■ Exercise objective:
Check every line of the entries below for the word "Fidelity", and copy the ones that have it.

++++++++

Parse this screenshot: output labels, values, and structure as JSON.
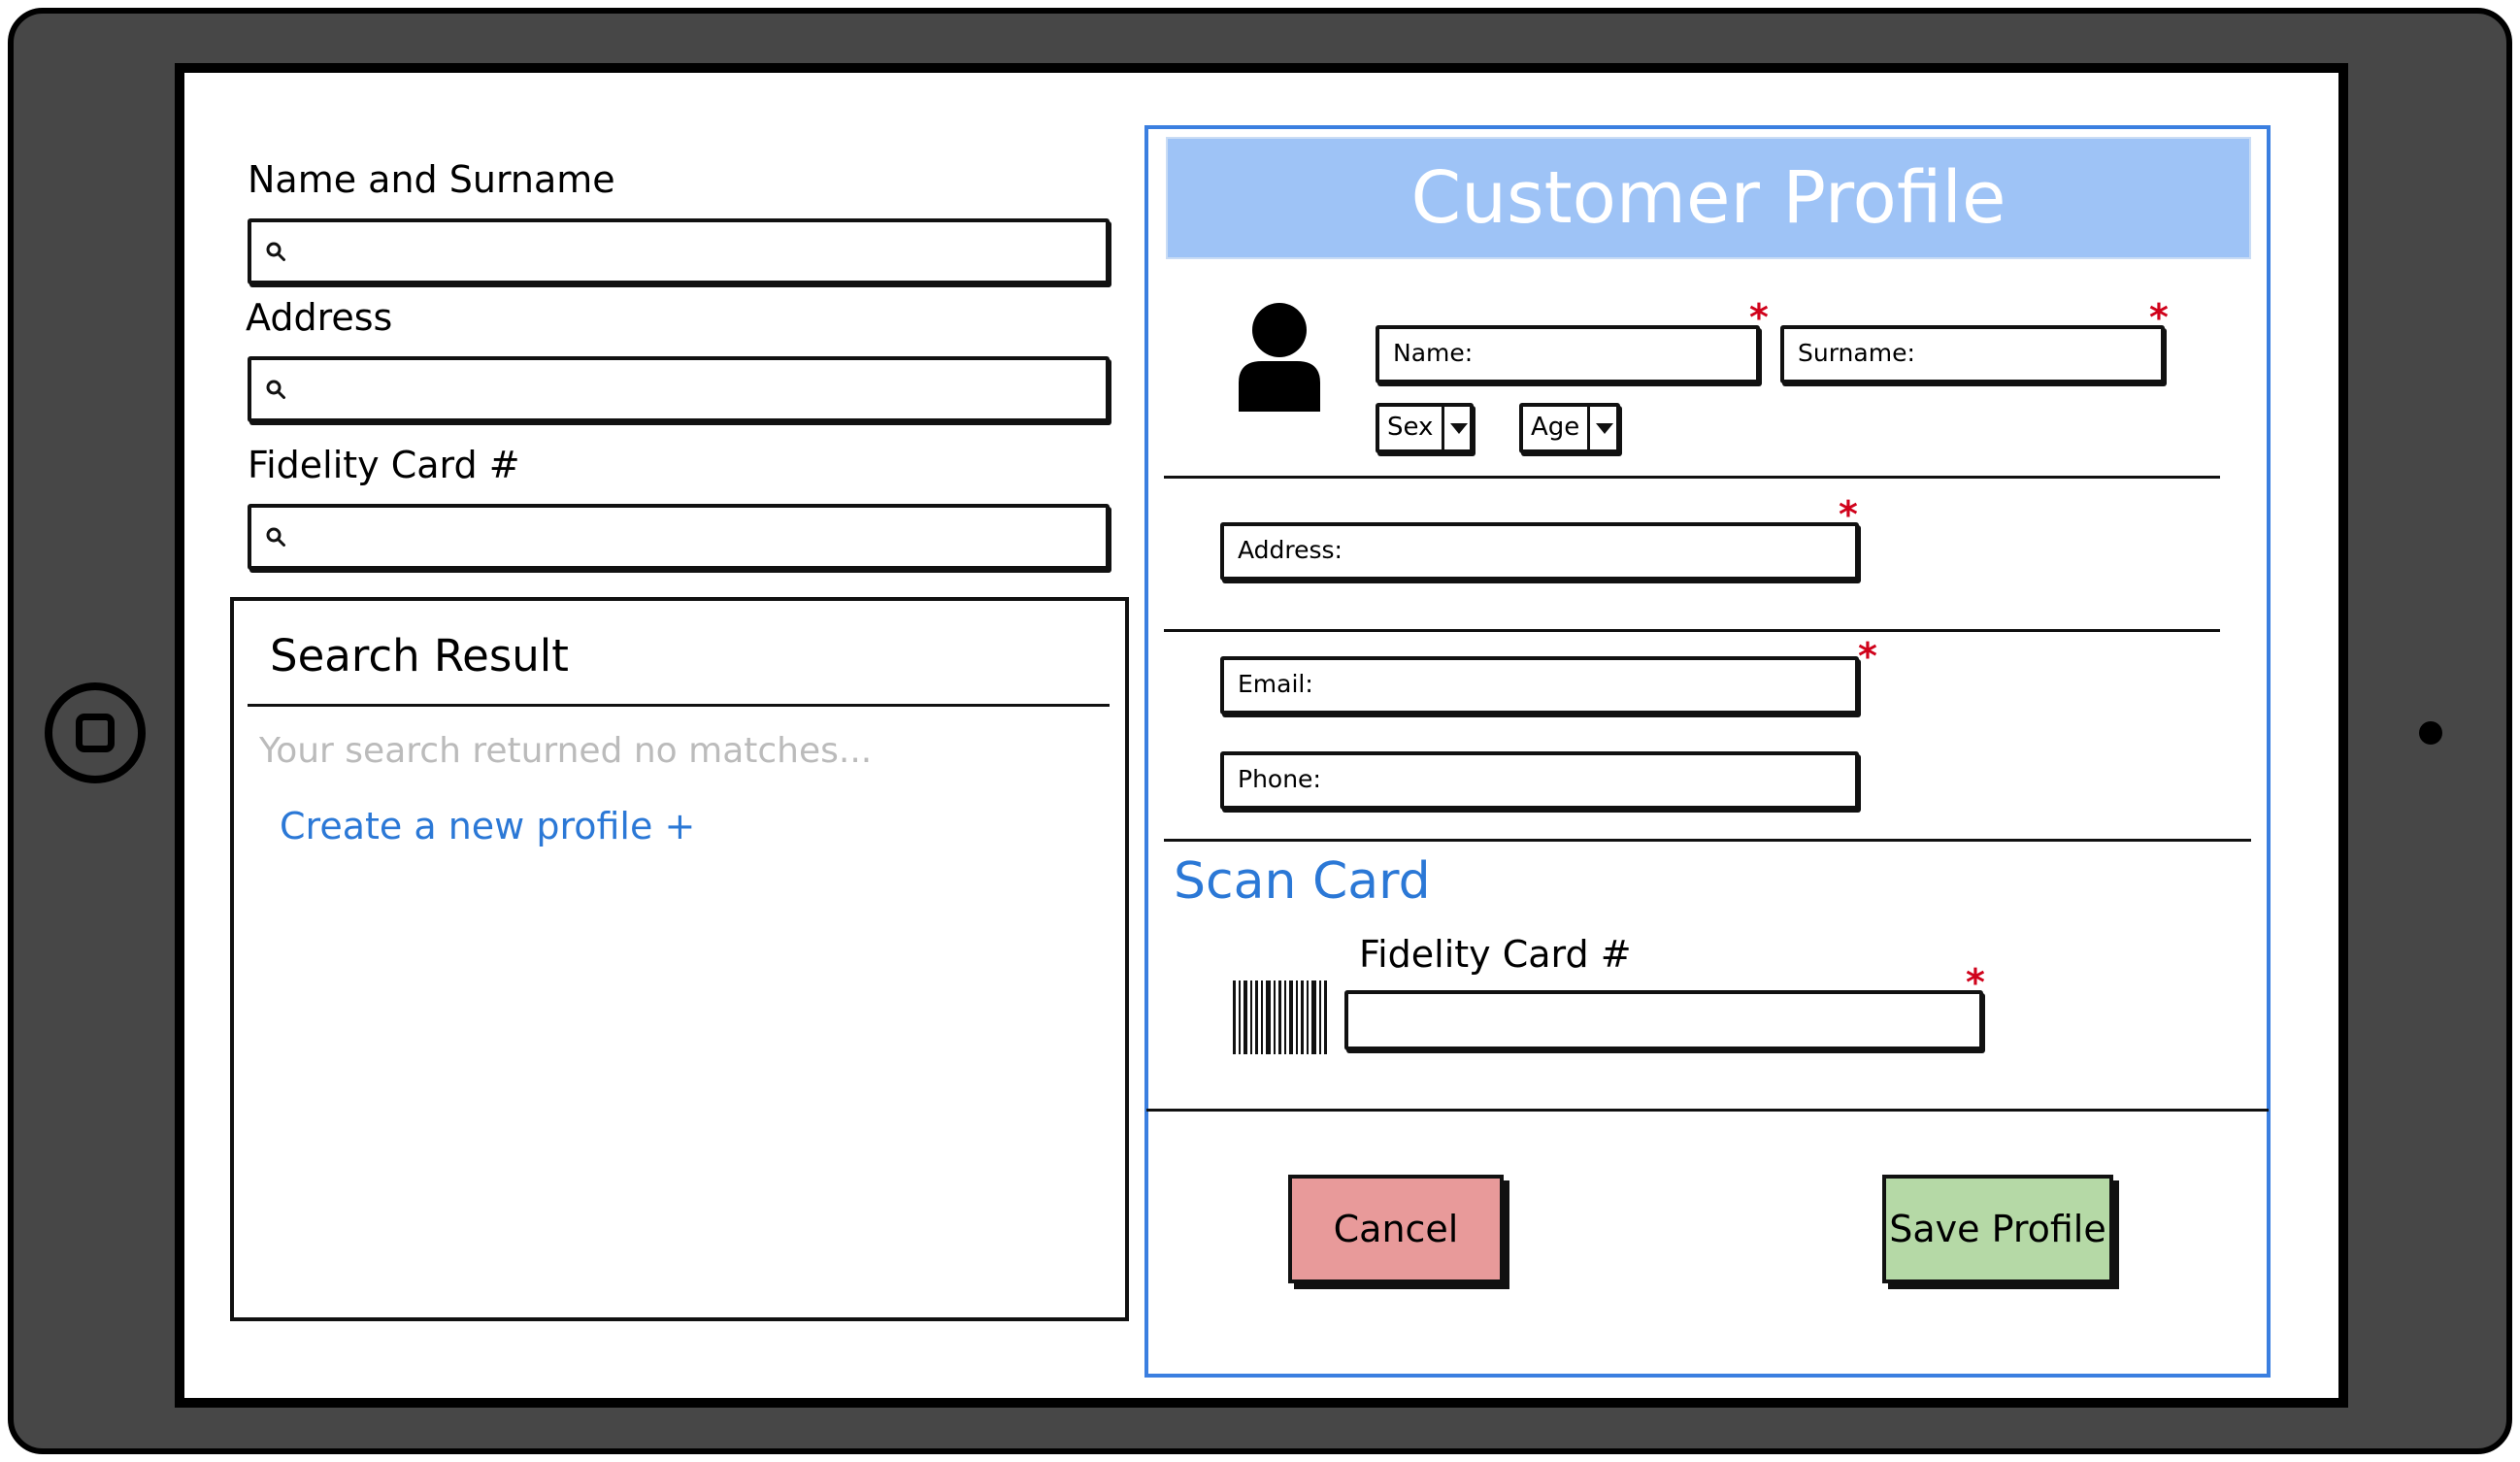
{
  "search": {
    "name_label": "Name and Surname",
    "address_label": "Address",
    "card_label": "Fidelity Card #",
    "name_value": "",
    "address_value": "",
    "card_value": ""
  },
  "results": {
    "title": "Search Result",
    "empty_message": "Your search returned no matches...",
    "create_link": "Create a new profile +"
  },
  "profile": {
    "title": "Customer Profile",
    "name_label": "Name:",
    "surname_label": "Surname:",
    "sex_label": "Sex",
    "age_label": "Age",
    "address_label": "Address:",
    "email_label": "Email:",
    "phone_label": "Phone:",
    "required_mark": "*",
    "scan_title": "Scan Card",
    "card_label": "Fidelity Card #"
  },
  "actions": {
    "cancel_label": "Cancel",
    "save_label": "Save Profile"
  },
  "colors": {
    "accent": "#2b78d6",
    "title_bar": "#9ec3f6",
    "panel_border": "#3b7fe0",
    "cancel_bg": "#e89a9a",
    "save_bg": "#b5d9a6",
    "required": "#d0021b",
    "placeholder_gray": "#bbbbbb",
    "device_frame": "#474747"
  },
  "icons": {
    "search": "search-icon",
    "user": "user-avatar-icon",
    "barcode": "barcode-icon",
    "dropdown": "chevron-down-icon",
    "home": "home-button-icon"
  }
}
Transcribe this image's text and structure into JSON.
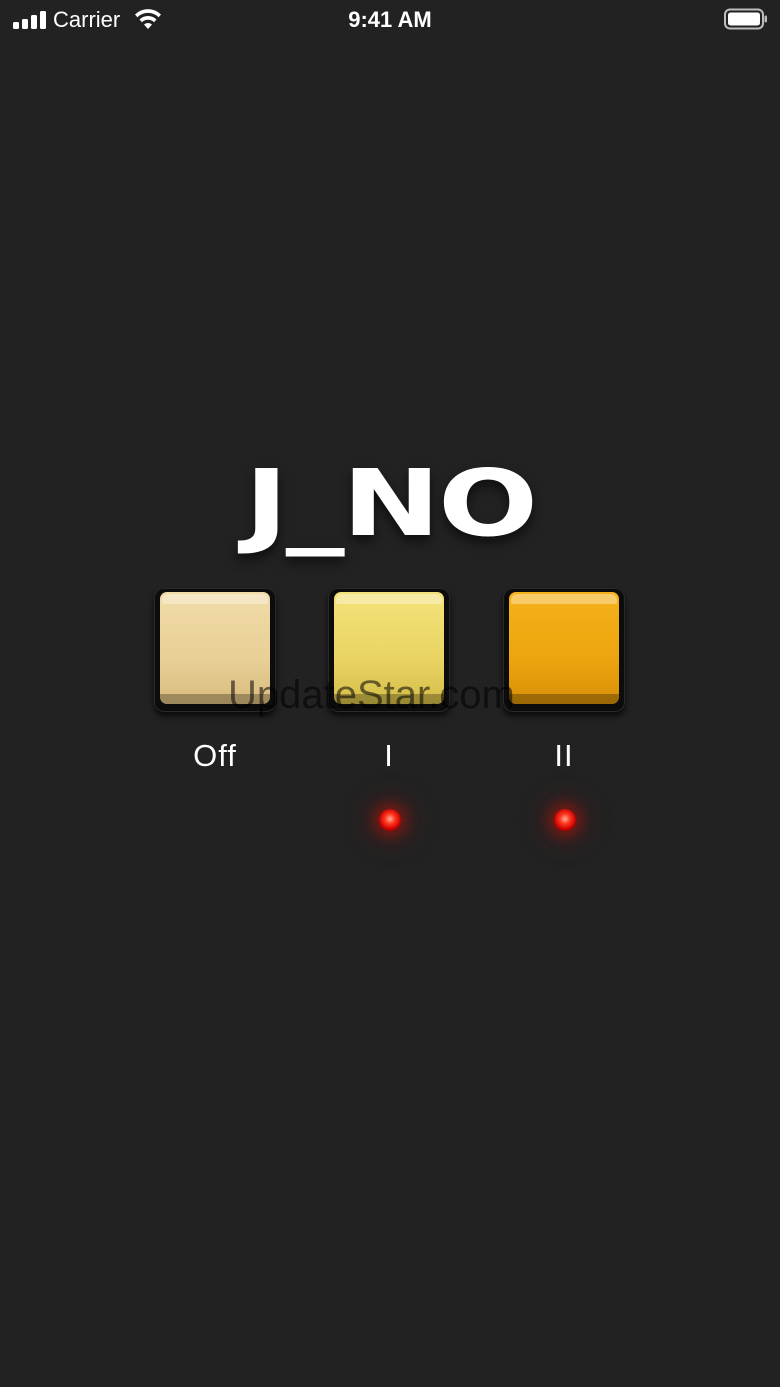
{
  "status_bar": {
    "carrier": "Carrier",
    "time": "9:41 AM",
    "signal_bars": 4
  },
  "logo": {
    "text": "J_NO"
  },
  "buttons": [
    {
      "id": "off",
      "label": "Off",
      "color": "#eed6a0",
      "led_on": false
    },
    {
      "id": "i",
      "label": "I",
      "color": "#efdc6e",
      "led_on": true
    },
    {
      "id": "ii",
      "label": "II",
      "color": "#f0aa12",
      "led_on": true
    }
  ],
  "watermark": {
    "text": "UpdateStar.com"
  },
  "colors": {
    "background": "#222222",
    "led": "#ff2a10"
  }
}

++++++++

■ Final result:
    "card_label": "Fidelity Card #",
    "card_label": "Fidelity Card #"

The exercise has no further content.